◆ What is being asked ◆
Restate the records that follow word for word; no pictures should appear.

◆ Records shown ◆
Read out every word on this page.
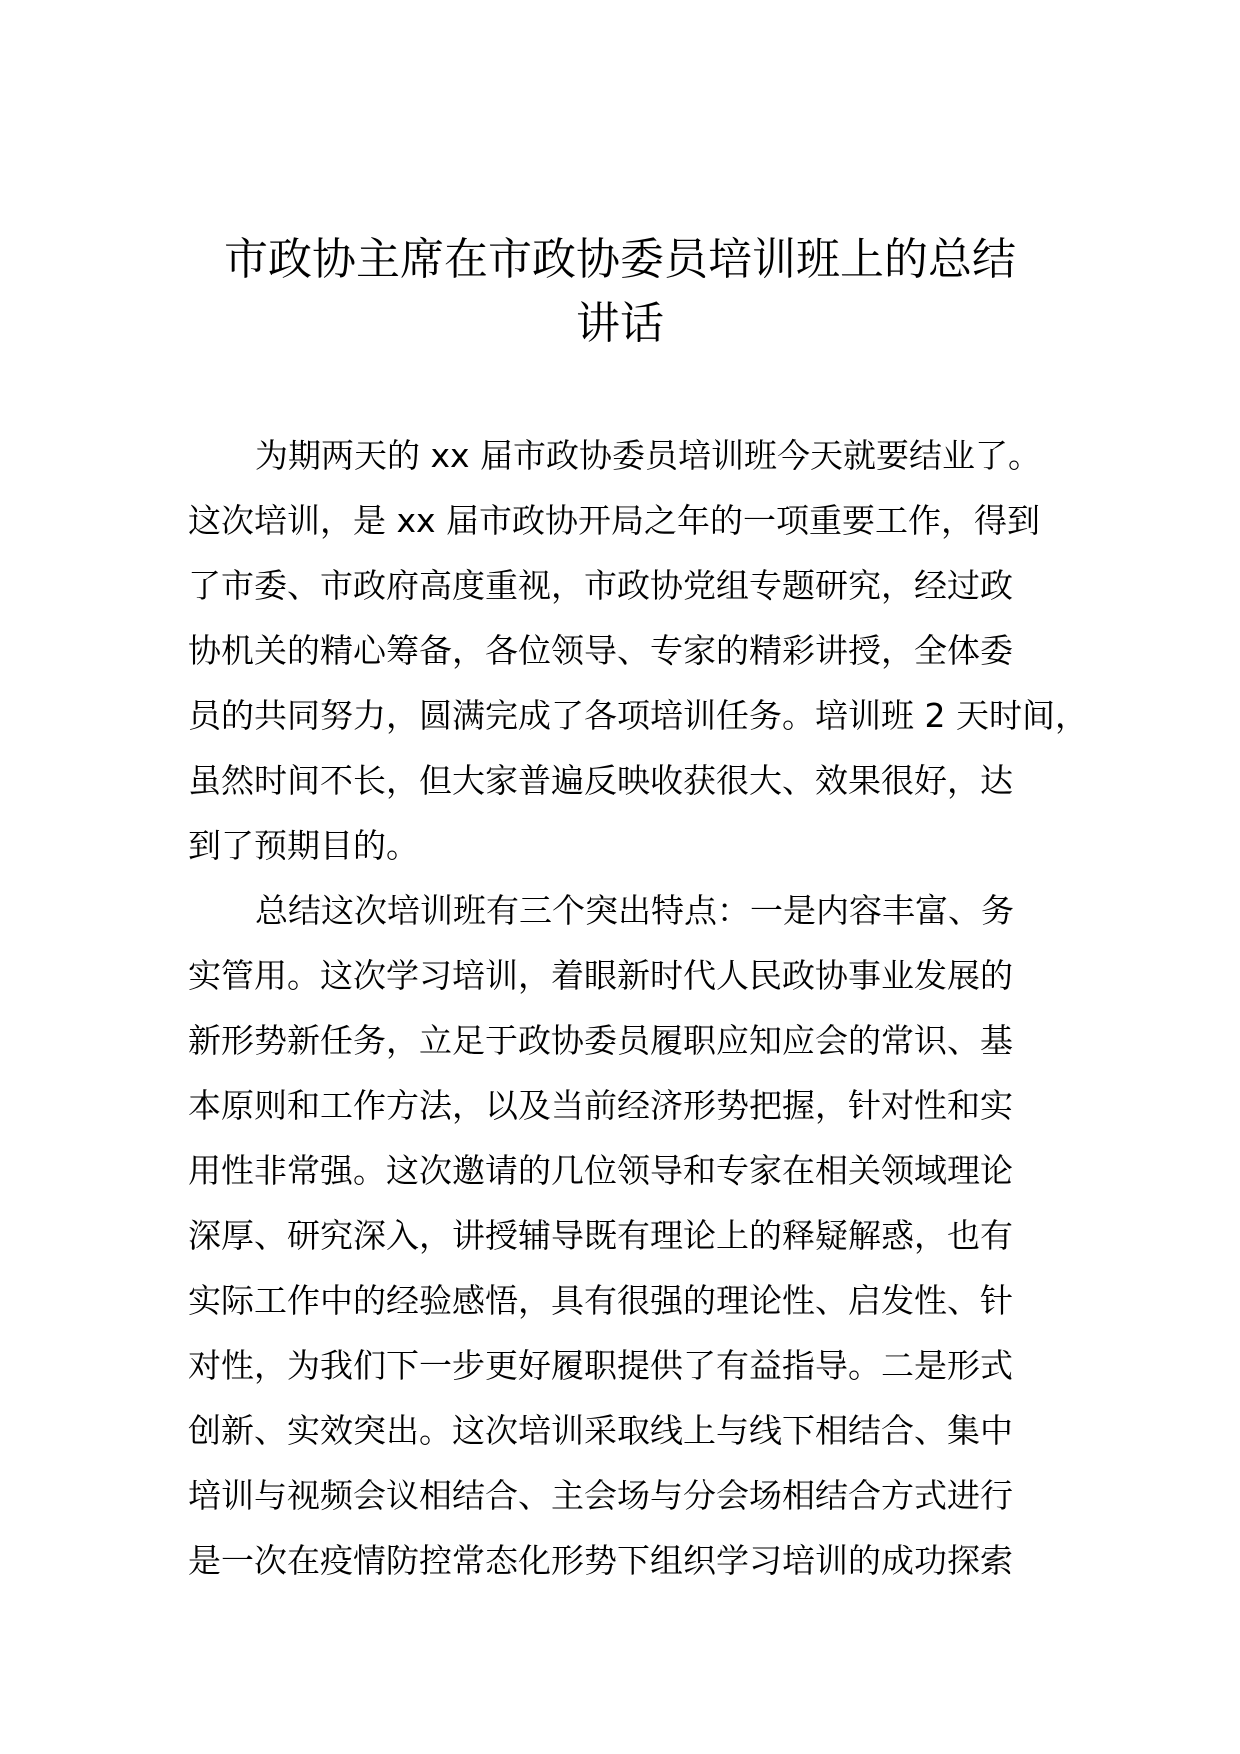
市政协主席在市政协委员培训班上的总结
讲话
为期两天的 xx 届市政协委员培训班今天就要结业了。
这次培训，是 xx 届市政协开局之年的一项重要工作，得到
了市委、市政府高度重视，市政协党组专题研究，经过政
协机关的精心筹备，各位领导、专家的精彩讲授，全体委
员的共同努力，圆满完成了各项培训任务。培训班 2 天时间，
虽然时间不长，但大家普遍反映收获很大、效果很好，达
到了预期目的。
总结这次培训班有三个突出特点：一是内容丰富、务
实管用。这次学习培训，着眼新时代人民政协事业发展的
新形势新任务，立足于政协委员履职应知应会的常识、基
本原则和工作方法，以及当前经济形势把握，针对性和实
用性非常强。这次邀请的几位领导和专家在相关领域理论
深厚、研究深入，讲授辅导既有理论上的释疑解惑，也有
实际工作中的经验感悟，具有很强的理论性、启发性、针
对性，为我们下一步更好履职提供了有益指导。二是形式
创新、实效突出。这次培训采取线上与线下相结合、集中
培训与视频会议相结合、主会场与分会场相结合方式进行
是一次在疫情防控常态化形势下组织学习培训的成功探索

◆ Result ◆
Read out every word on this page.
市政协主席在市政协委员培训班上的总结
讲话
为期两天的 xx 届市政协委员培训班今天就要结业了。
这次培训，是 xx 届市政协开局之年的一项重要工作，得到
了市委、市政府高度重视，市政协党组专题研究，经过政
协机关的精心筹备，各位领导、专家的精彩讲授，全体委
员的共同努力，圆满完成了各项培训任务。培训班 2 天时间，
虽然时间不长，但大家普遍反映收获很大、效果很好，达
到了预期目的。
总结这次培训班有三个突出特点：一是内容丰富、务
实管用。这次学习培训，着眼新时代人民政协事业发展的
新形势新任务，立足于政协委员履职应知应会的常识、基
本原则和工作方法，以及当前经济形势把握，针对性和实
用性非常强。这次邀请的几位领导和专家在相关领域理论
深厚、研究深入，讲授辅导既有理论上的释疑解惑，也有
实际工作中的经验感悟，具有很强的理论性、启发性、针
对性，为我们下一步更好履职提供了有益指导。二是形式
创新、实效突出。这次培训采取线上与线下相结合、集中
培训与视频会议相结合、主会场与分会场相结合方式进行
是一次在疫情防控常态化形势下组织学习培训的成功探索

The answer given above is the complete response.